Required work:
Look through the material below. Copy every line with the string "заражения" in it.

Extracted data entries:
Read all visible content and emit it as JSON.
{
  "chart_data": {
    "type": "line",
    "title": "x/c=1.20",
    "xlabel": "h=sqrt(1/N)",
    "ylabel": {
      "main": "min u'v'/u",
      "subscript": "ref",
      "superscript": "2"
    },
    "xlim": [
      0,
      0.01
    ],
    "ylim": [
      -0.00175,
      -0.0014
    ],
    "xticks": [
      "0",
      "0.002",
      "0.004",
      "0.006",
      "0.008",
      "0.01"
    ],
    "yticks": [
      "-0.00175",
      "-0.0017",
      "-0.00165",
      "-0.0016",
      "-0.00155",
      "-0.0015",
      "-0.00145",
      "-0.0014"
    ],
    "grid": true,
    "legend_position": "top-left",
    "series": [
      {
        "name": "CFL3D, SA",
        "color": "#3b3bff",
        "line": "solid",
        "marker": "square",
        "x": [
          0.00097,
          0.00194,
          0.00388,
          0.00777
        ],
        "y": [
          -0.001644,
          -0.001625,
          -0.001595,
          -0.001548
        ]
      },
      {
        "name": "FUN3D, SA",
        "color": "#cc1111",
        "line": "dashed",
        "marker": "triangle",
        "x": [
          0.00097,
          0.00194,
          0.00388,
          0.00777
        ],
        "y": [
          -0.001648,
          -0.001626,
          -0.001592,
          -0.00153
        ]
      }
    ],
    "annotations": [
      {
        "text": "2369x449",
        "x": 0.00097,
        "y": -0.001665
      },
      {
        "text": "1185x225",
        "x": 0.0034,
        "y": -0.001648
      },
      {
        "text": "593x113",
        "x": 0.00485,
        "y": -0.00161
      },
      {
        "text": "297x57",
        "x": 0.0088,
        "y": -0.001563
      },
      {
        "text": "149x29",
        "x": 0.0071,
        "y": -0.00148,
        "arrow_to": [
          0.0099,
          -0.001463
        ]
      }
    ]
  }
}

--

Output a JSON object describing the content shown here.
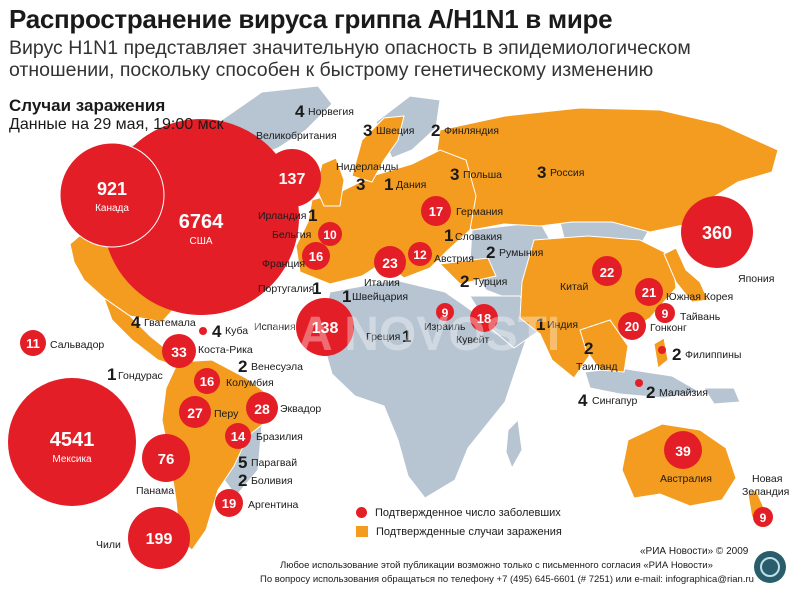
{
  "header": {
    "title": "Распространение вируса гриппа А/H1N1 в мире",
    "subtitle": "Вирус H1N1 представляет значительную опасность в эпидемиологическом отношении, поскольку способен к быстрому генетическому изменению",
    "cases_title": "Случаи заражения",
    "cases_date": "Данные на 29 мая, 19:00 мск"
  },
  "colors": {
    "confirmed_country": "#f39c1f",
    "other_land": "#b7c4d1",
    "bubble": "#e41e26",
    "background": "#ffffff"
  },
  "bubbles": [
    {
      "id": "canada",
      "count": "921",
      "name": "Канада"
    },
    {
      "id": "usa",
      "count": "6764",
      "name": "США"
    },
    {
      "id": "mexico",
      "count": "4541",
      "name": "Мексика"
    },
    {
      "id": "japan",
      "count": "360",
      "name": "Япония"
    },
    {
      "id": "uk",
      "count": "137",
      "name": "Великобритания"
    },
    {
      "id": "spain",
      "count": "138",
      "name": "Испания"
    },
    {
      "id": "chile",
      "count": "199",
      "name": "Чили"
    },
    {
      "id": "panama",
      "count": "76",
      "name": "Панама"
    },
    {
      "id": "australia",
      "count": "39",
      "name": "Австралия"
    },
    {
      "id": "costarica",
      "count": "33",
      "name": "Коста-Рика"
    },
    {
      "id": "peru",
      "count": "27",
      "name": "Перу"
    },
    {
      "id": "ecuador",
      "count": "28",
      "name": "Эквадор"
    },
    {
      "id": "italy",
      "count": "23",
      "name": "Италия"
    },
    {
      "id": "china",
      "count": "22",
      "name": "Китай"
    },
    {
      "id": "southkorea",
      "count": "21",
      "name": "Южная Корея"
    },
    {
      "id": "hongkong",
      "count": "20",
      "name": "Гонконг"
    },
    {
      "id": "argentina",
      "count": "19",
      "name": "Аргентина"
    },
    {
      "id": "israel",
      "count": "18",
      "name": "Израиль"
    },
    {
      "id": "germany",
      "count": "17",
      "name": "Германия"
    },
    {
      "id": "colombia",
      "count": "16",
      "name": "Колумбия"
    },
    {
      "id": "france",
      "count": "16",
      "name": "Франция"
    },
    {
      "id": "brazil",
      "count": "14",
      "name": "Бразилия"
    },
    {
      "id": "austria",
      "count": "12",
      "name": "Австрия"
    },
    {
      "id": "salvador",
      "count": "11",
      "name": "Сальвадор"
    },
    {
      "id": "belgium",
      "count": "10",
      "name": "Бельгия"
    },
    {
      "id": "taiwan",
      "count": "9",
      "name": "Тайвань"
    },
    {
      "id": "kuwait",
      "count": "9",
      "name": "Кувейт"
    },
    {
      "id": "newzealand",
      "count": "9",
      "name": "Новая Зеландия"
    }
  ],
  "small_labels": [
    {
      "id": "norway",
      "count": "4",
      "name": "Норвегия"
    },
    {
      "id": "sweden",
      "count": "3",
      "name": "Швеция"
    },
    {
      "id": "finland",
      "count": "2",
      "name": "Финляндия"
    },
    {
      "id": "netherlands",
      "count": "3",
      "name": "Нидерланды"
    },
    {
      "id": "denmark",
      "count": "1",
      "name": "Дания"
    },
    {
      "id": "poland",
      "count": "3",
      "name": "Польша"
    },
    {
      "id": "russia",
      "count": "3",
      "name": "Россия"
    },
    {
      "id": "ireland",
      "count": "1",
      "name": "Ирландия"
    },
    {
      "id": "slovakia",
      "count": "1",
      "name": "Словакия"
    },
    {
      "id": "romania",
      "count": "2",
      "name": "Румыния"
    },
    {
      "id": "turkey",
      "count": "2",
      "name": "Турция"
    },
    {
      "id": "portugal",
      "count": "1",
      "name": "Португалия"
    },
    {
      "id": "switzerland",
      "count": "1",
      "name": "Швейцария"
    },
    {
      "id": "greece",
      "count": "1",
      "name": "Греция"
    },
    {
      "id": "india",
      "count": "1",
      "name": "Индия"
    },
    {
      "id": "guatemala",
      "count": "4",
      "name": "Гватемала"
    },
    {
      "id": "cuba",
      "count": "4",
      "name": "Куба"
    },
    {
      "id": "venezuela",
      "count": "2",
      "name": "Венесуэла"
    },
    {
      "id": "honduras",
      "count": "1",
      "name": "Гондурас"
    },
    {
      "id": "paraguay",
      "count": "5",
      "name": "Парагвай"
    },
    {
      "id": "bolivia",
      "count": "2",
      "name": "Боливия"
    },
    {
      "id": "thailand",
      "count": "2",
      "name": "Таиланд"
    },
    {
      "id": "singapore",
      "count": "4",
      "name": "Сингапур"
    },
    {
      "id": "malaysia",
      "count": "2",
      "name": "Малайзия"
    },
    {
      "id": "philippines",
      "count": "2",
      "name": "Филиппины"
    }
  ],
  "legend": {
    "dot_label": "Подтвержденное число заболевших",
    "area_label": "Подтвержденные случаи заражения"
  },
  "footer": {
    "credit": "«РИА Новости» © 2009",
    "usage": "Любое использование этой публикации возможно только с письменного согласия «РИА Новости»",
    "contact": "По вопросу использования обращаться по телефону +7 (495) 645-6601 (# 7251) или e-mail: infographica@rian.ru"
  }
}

Reply:
    "cases_title": "Случаи заражения",
    "area_label": "Подтвержденные случаи заражения"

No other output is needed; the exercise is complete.